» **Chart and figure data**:
☆ ☆ ☆

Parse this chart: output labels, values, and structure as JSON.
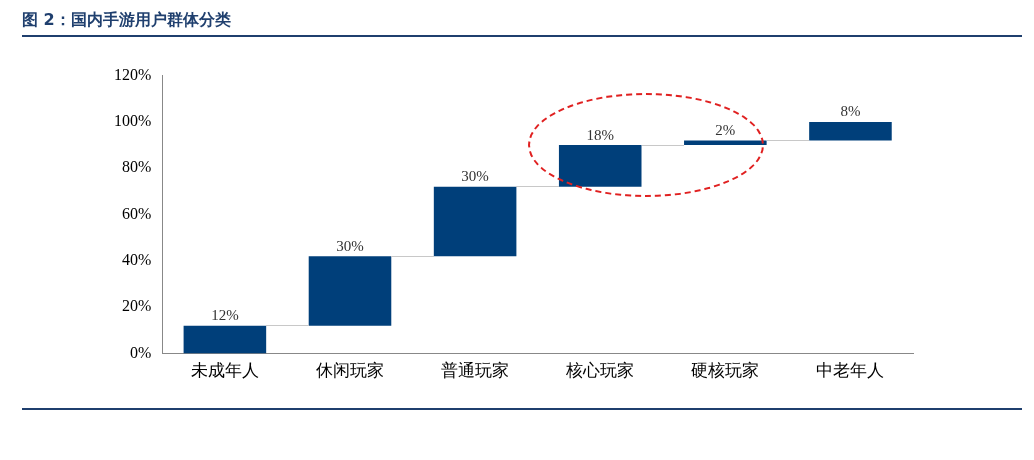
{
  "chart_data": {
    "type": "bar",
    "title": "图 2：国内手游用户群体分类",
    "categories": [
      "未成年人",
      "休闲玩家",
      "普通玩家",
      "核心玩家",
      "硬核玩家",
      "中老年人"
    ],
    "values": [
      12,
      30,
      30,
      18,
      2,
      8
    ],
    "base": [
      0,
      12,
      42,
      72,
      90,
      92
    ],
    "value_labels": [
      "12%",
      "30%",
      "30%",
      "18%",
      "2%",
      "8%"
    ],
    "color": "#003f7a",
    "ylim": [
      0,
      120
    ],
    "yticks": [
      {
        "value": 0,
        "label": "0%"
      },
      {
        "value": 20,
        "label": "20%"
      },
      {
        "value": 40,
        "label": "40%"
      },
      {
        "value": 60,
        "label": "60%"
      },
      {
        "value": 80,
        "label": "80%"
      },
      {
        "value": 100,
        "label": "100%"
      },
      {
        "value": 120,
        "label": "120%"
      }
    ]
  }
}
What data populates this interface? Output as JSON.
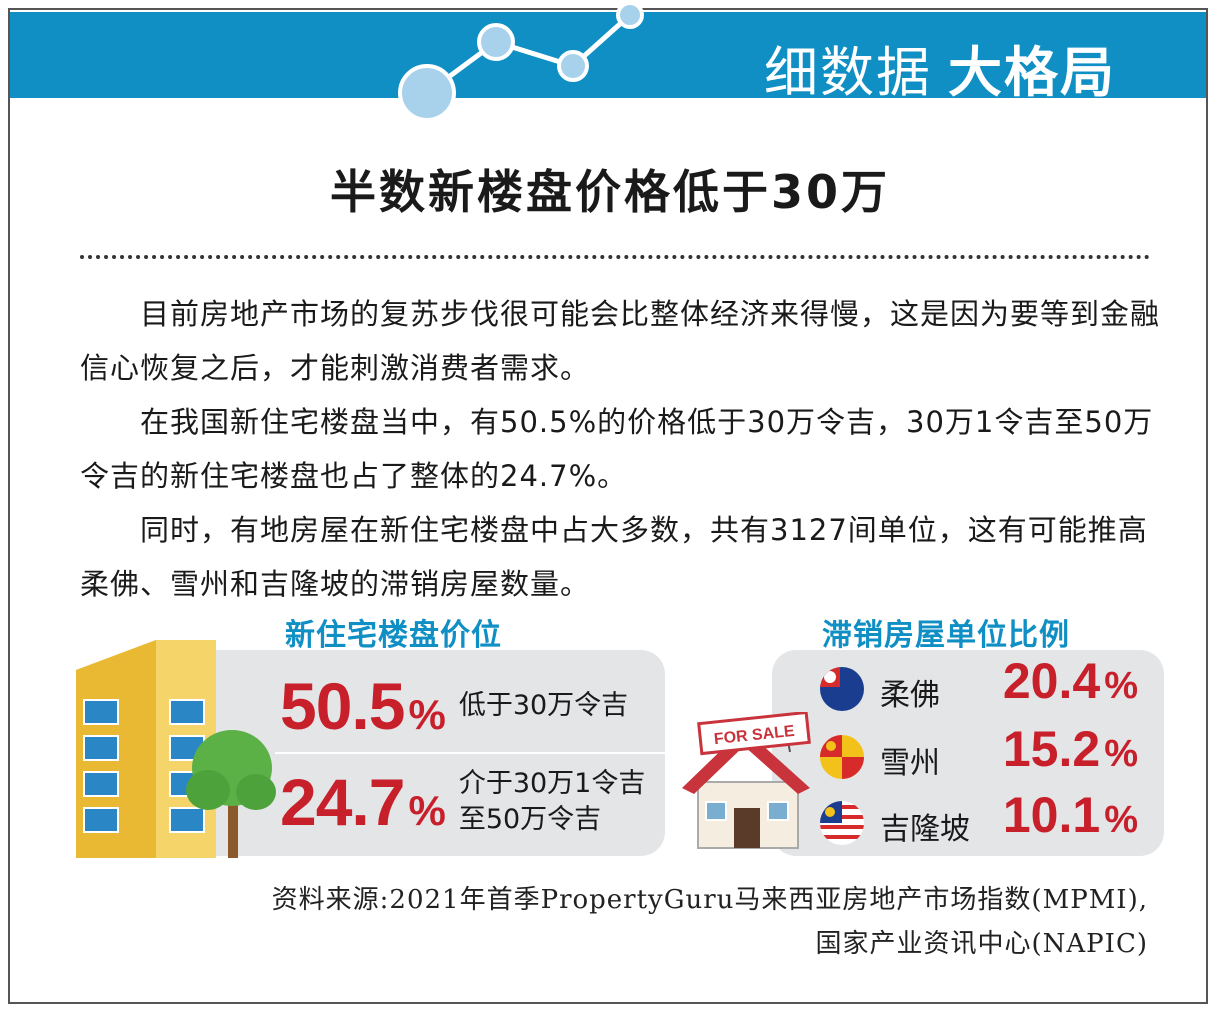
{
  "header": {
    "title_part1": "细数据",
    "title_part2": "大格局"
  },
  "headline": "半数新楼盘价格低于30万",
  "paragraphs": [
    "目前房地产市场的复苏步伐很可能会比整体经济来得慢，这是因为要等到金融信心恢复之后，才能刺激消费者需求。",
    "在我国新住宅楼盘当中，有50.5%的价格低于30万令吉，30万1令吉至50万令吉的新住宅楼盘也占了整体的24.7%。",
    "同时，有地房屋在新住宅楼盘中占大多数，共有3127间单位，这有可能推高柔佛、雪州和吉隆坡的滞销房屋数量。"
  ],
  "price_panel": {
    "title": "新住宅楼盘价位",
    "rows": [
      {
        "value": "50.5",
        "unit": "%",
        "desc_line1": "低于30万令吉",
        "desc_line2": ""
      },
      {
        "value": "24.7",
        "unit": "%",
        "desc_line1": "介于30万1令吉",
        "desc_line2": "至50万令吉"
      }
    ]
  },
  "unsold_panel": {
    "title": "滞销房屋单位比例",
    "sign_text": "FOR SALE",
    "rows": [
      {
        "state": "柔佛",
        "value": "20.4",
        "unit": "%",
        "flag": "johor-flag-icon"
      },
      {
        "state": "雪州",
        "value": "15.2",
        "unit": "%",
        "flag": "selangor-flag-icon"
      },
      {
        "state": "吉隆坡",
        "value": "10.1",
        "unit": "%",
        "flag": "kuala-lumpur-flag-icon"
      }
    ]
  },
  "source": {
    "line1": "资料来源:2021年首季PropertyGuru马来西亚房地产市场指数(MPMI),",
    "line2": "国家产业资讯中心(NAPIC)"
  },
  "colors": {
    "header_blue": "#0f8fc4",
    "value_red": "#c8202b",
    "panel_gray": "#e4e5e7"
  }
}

☆ ☆ ☆

» **What you should do**:
Gather every line containing the word "values" and copy it.

» **Written reply**:
Parse this chart: output labels, values, and structure as JSON.
    "values": [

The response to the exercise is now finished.